§ What is needed:
Write the next part of the October 2010 legal blog archive below, picking up right after its last sentence about the State v. S.J.W. case.

§ Text shown:
::::::::

Monthly Archives: October 2010

Prosecutorial Misconduct Is Rarely Punished, Says New Study

Interesting.  According to a recent report, only a tiny percentage of prosecutors who engaged in misconduct were disciplined by the State Bar of California during a 12-year period.

The report, issued by the Northern California Innocence Project at Santa Clara University School of Law, found 707 cases between 1997 and 2009 in which courts explicitly determined that prosecutors had committed misconduct. It examined more than 4,000 cases.  Among the 707 cases, only six prosecutors — 0.8% — were disciplined by the State Bar of California. Only 10 of the 4,741 disciplinary actions by the state bar during the same period involved prosecutors.

“Preventable Error: A Report on Prosecutorial Misconduct 1997-2009,” issued by the Innocence Project’s Northern California chapter, was written by Ridolfi and Maurice Possley, a visiting research fellow at the project. Possley won a Pulitzer Prize for his reporting at the Chicago Tribune. Ridolfi is a professor at Santa Clara University School of Law.

The report included recommendations for reform. It called for district attorneys to adopt internal policies that do not tolerate misconduct. It also called for the state bar to increase disciplinary transparency.

My opinion?  The study supports what most defense attorneys already know.  I’ve worked cases where prosecutorial miscoduct was clear and obvious.  However, after bringing the misconduct to the attention of judges on pretrial motions, I’ve found my concerns routinely overlooked, tolerated, condoned and/or minimized.  Sanctions are rerely given and the matter is swept under the rug.

One could argue that elected prosecutors have a level of political influence with the judges hearing criminal cases.  Very often, judges are former prosecutors.  Prosecutors also exhibit  a “halo effect” among voters which defense counsel does not have.

Although I don’t fully support those arguments (well, maybe just a little), I fully believe that judges simply want to evade mudslinging contests between prosecutors and defense attorneys altogether.  Judges tend to allow the governing Bar Association sort these matters out.

State v. S.J.W.: Child Witness Competency

A party challenging the competency of a child witness must show that the child is of unsound mind, intoxicated at the time of his production for examination, incapable of receiving just impressions of the facts, or incapable of relating facts truly.

http://www.courts.wa.gov/opinions/index.cfm?fa=opinions.showOpinion&filename=831777MAJ

S.J.W., a minor, was charged with raping 14-year-old W.M., a developmentally delayed boy.  The State wanted W.M. to testify against S.J.W., and S.J.W. challenged W.M.’s competency to testify.  At the competency hearing, the trial judge concluded S.J.W. failed to meet his burden to establish that W.M. was not competent to testify.  The trial judge permitted W.M. to testify at the bench trial, and S.J.W. was convicted.

::::::::

§ Data shown:
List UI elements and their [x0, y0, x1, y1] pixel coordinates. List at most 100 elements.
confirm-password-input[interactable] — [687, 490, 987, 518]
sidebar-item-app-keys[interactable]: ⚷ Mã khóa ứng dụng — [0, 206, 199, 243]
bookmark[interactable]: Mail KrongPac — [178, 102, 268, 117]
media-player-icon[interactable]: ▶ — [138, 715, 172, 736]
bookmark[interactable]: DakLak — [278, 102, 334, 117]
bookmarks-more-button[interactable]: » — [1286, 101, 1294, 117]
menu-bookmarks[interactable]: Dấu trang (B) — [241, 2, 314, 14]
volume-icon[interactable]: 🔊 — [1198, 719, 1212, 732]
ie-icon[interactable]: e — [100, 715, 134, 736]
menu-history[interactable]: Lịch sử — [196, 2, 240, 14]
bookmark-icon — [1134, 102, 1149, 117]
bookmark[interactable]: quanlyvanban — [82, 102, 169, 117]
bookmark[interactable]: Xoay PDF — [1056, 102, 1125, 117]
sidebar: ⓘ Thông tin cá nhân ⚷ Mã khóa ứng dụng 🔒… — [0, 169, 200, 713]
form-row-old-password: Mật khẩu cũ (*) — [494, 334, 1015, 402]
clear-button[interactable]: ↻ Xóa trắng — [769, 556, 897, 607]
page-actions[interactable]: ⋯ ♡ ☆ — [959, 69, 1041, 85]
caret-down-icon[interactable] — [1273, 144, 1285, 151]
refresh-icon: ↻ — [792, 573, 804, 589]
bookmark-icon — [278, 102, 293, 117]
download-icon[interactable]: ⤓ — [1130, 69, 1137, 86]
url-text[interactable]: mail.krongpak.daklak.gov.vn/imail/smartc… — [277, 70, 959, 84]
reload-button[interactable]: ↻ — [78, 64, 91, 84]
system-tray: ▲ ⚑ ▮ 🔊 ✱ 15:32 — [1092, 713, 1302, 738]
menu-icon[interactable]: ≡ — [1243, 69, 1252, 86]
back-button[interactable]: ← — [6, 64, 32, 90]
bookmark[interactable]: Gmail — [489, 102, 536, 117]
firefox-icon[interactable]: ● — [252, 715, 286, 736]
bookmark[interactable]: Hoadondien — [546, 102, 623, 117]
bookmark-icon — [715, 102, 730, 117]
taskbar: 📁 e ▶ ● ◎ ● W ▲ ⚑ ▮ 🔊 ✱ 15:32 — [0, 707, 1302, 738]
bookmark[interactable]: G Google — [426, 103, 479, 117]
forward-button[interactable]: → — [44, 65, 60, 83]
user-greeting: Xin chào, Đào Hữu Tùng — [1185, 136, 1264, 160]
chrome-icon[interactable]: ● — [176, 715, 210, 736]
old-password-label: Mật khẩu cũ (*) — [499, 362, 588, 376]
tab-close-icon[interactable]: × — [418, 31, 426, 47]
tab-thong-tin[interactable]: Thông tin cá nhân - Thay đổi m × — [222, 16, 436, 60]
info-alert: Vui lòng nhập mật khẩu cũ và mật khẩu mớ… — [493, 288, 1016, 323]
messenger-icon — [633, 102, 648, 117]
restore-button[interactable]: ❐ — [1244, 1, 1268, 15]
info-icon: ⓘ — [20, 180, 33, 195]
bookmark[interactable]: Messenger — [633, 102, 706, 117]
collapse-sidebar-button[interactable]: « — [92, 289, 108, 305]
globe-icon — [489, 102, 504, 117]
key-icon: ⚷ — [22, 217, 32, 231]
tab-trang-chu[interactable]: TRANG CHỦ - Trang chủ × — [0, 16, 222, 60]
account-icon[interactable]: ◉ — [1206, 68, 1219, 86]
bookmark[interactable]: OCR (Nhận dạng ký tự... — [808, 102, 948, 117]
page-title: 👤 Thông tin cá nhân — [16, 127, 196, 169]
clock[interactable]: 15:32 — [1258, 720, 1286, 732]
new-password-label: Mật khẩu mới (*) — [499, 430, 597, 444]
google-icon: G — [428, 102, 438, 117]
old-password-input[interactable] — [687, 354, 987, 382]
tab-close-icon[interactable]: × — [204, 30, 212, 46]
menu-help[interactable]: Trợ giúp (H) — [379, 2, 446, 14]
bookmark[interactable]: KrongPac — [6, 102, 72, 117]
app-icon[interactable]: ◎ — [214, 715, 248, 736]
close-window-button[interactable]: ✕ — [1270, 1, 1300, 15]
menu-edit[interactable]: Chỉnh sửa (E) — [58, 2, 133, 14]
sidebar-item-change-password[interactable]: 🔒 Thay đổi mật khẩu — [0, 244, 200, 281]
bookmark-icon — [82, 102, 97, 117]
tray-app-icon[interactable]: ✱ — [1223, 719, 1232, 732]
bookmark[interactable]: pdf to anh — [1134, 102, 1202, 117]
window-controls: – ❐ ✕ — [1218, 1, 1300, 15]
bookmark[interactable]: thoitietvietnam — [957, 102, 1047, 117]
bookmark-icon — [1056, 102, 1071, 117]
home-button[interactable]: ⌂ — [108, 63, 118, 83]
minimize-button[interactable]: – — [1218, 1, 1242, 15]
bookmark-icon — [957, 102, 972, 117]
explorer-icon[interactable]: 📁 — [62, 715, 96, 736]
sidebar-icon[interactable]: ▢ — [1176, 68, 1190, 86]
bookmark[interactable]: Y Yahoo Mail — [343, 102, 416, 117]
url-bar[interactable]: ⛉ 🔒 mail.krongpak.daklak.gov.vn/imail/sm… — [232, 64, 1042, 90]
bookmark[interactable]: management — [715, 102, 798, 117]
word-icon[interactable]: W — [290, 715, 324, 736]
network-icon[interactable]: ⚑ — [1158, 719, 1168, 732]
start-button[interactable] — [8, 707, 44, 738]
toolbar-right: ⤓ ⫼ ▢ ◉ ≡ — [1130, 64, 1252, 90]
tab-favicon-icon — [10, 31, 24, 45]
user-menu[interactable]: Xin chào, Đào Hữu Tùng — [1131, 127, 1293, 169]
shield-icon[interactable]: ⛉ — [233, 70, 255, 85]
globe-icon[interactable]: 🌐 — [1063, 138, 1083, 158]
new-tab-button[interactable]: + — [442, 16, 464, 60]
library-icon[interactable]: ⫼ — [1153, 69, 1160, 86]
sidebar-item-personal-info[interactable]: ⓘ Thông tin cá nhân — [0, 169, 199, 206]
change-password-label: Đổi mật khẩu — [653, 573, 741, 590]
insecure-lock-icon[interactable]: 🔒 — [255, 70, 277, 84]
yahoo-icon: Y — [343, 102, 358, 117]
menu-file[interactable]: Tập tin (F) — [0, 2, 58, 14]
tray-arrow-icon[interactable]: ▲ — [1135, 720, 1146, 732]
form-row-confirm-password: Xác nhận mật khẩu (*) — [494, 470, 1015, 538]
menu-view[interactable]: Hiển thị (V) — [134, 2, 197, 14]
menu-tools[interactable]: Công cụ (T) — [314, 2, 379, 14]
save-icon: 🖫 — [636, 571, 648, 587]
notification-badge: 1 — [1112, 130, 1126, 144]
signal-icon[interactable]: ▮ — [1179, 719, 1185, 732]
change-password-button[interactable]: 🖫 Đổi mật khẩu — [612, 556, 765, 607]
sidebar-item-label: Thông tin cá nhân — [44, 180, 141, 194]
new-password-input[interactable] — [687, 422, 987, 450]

::::::::

§ Task output:
S.J.W. appealed.  The Court of Appeals affirmed S.J.W.’s conviction but held  that the party offering a child witness bears the burden to show the witness is competent to testify.  The Court of Appeals concluded that, although the trial judge erroneously placed that burden on S.J.W., this error was harmless.  The State challenges this holding, arguing that the trial judge properly placed the burden on S.J.W.  The WA Supremes agreed.

The WA Supremes reasoned that until 1986, former RCW 5.60.050 provided that all persons of suitable age could be witnesses except those of unsound mind, those who were intoxicated at the time of examination, and children under 10 who appeared incapable of receiving just impressions of the facts or of relating them truly.  State v. Allen, however, changed the notion.

The court in Allen concluded that the true test of the competency of a “young child” of “tender years” consists of (1) an understanding of the obligation to tell the truth, (2) the mental capacity at the time of the occurrence concerning the testimony, (3) sufficient memory to retain an independent recollection of the occurrence, (4) the capacity to express in words her memory of the occurrence, and (5) the capacity to understand simple questions about the occurrence.

In other words, all persons, regardless of age, are now subject to this rule because there is no longer any requirement that a witness be of suitable age or any suggestion that children under 10 may not be suitable witnesses.  A child’s competency is now determined by the trial judge within the framework of RCW 5.60.050, while the Allen factors serve to inform the judge’s determination.

My opinion?  I prefer having the 10-year old “cutoff age” when it comes to child testimony.  All to often, children are coached by biased adults.  I’ve conducted enough jury trials to know that children usually repeat whatever the trusted adult wants them to say.  Unfortunately, this court decision places an extra burden on attorneys – defense attorneys, undoubtedly – to show the respective child witness is incompetent to testify.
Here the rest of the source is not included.